Exercise prompt: Search the data for the word "本题包括" and copy every line that contains it.

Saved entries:
★ ★ ★ ★ ★

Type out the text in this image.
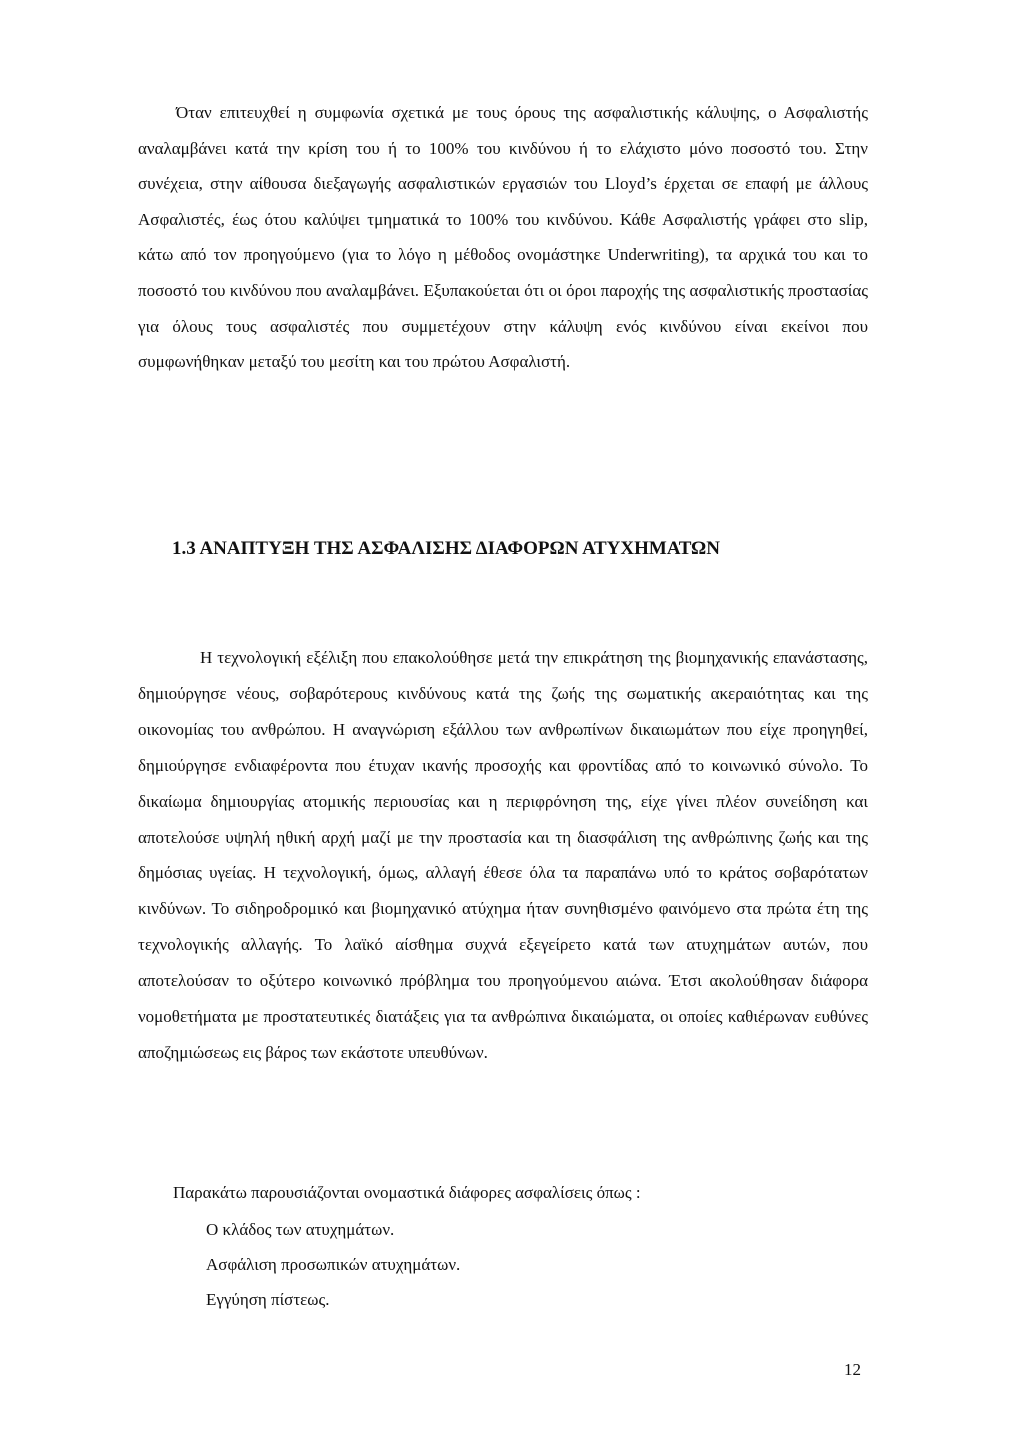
Όταν επιτευχθεί η συμφωνία σχετικά με τους όρους της ασφαλιστικής κάλυψης, ο Ασφαλιστής αναλαμβάνει κατά την κρίση του ή το 100% του κινδύνου ή το ελάχιστο μόνο ποσοστό του. Στην συνέχεια, στην αίθουσα διεξαγωγής ασφαλιστικών εργασιών του Lloyd’s έρχεται σε επαφή με άλλους Ασφαλιστές, έως ότου καλύψει τμηματικά το 100% του κινδύνου. Κάθε Ασφαλιστής γράφει στο slip, κάτω από τον προηγούμενο (για το λόγο η μέθοδος ονομάστηκε Underwriting), τα αρχικά του και το ποσοστό του κινδύνου που αναλαμβάνει. Εξυπακούεται ότι οι όροι παροχής της ασφαλιστικής προστασίας για όλους τους ασφαλιστές που συμμετέχουν στην κάλυψη ενός κινδύνου είναι εκείνοι που συμφωνήθηκαν μεταξύ του μεσίτη και του πρώτου Ασφαλιστή.

1.3 ΑΝΑΠΤΥΞΗ ΤΗΣ ΑΣΦΑΛΙΣΗΣ ΔΙΑΦΟΡΩΝ ΑΤΥΧΗΜΑΤΩΝ

Η τεχνολογική εξέλιξη που επακολούθησε μετά την επικράτηση της βιομηχανικής επανάστασης, δημιούργησε νέους, σοβαρότερους κινδύνους κατά της ζωής της σωματικής ακεραιότητας και της οικονομίας του ανθρώπου. Η αναγνώριση εξάλλου των ανθρωπίνων δικαιωμάτων που είχε προηγηθεί, δημιούργησε ενδιαφέροντα που έτυχαν ικανής προσοχής και φροντίδας από το κοινωνικό σύνολο. Το δικαίωμα δημιουργίας ατομικής περιουσίας και η περιφρόνηση της, είχε γίνει πλέον συνείδηση και αποτελούσε υψηλή ηθική αρχή μαζί με την προστασία και τη διασφάλιση της ανθρώπινης ζωής και της δημόσιας υγείας. Η τεχνολογική, όμως, αλλαγή έθεσε όλα τα παραπάνω υπό το κράτος σοβαρότατων κινδύνων. Το σιδηροδρομικό και βιομηχανικό ατύχημα ήταν συνηθισμένο φαινόμενο στα πρώτα έτη της τεχνολογικής αλλαγής. Το λαϊκό αίσθημα συχνά εξεγείρετο κατά των ατυχημάτων αυτών, που αποτελούσαν το οξύτερο κοινωνικό πρόβλημα του προηγούμενου αιώνα. Έτσι ακολούθησαν διάφορα νομοθετήματα με προστατευτικές διατάξεις για τα ανθρώπινα δικαιώματα, οι οποίες καθιέρωναν ευθύνες αποζημιώσεως εις βάρος των εκάστοτε υπευθύνων.

Παρακάτω παρουσιάζονται ονομαστικά διάφορες ασφαλίσεις όπως :

Ο κλάδος των ατυχημάτων.
Ασφάλιση προσωπικών ατυχημάτων.
Εγγύηση πίστεως.
12
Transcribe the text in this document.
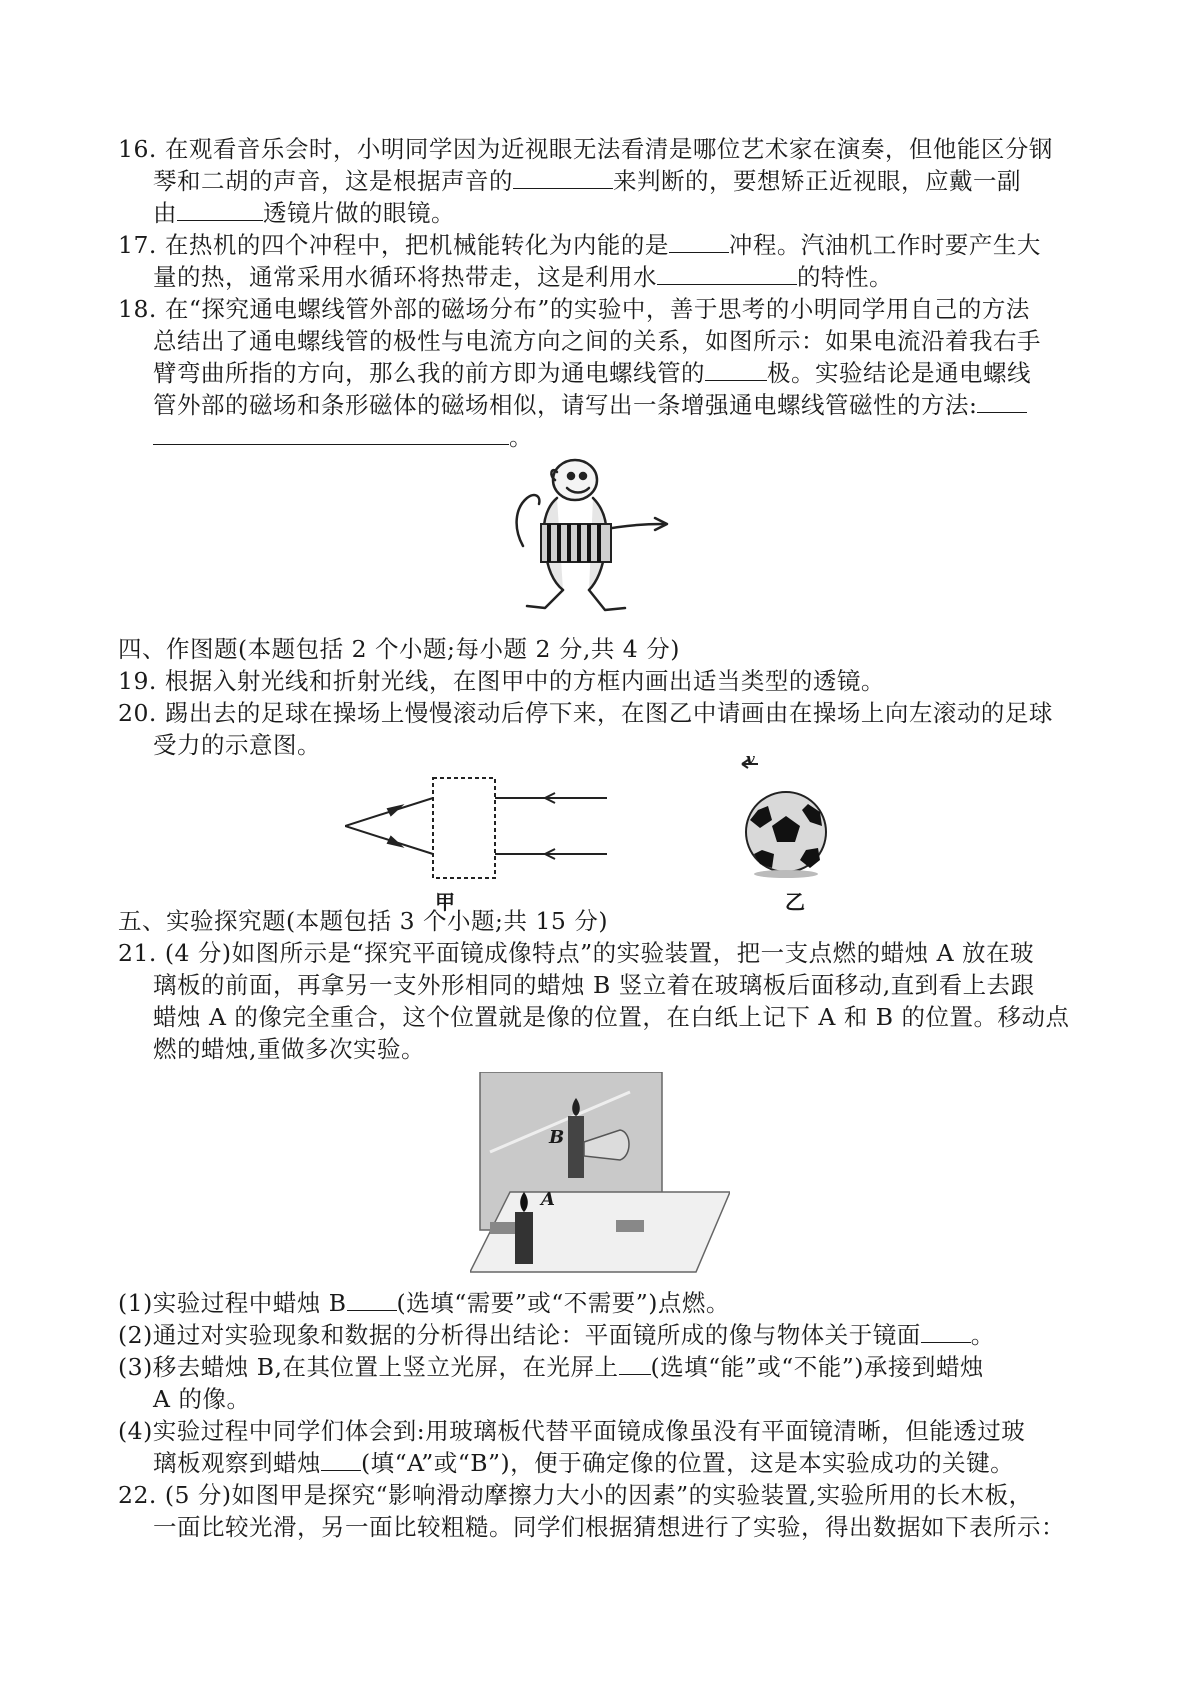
16. 在观看音乐会时，小明同学因为近视眼无法看清是哪位艺术家在演奏，但他能区分钢
琴和二胡的声音，这是根据声音的	来判断的，要想矫正近视眼，应戴一副
由	透镜片做的眼镜。
17. 在热机的四个冲程中，把机械能转化为内能的是	冲程。汽油机工作时要产生大
量的热，通常采用水循环将热带走，这是利用水	的特性。
18. 在“探究通电螺线管外部的磁场分布”的实验中，善于思考的小明同学用自己的方法
总结出了通电螺线管的极性与电流方向之间的关系，如图所示：如果电流沿着我右手
臂弯曲所指的方向，那么我的前方即为通电螺线管的	极。实验结论是通电螺线
管外部的磁场和条形磁体的磁场相似，请写出一条增强通电螺线管磁性的方法:
。
四、作图题(本题包括 2 个小题;每小题 2 分,共 4 分)
19. 根据入射光线和折射光线，在图甲中的方框内画出适当类型的透镜。
20. 踢出去的足球在操场上慢慢滚动后停下来，在图乙中请画由在操场上向左滚动的足球
受力的示意图。
甲
v
乙
五、实验探究题(本题包括 3 个小题;共 15 分)
21. (4 分)如图所示是“探究平面镜成像特点”的实验装置，把一支点燃的蜡烛 A 放在玻
璃板的前面，再拿另一支外形相同的蜡烛 B 竖立着在玻璃板后面移动,直到看上去跟
蜡烛 A 的像完全重合，这个位置就是像的位置，在白纸上记下 A 和 B 的位置。移动点
燃的蜡烛,重做多次实验。
A
B
(1)实验过程中蜡烛 B (选填“需要”或“不需要”)点燃。
(2)通过对实验现象和数据的分析得出结论：平面镜所成的像与物体关于镜面 。
(3)移去蜡烛 B,在其位置上竖立光屏，在光屏上 (选填“能”或“不能”)承接到蜡烛
A 的像。
(4)实验过程中同学们体会到:用玻璃板代替平面镜成像虽没有平面镜清晰，但能透过玻
璃板观察到蜡烛 (填“A”或“B”)，便于确定像的位置，这是本实验成功的关键。
22. (5 分)如图甲是探究“影响滑动摩擦力大小的因素”的实验装置,实验所用的长木板，
一面比较光滑，另一面比较粗糙。同学们根据猜想进行了实验，得出数据如下表所示：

★ ★ ★ ★ ★

Full response:
四、作图题(本题包括 2 个小题;每小题 2 分,共 4 分)
五、实验探究题(本题包括 3 个小题;共 15 分)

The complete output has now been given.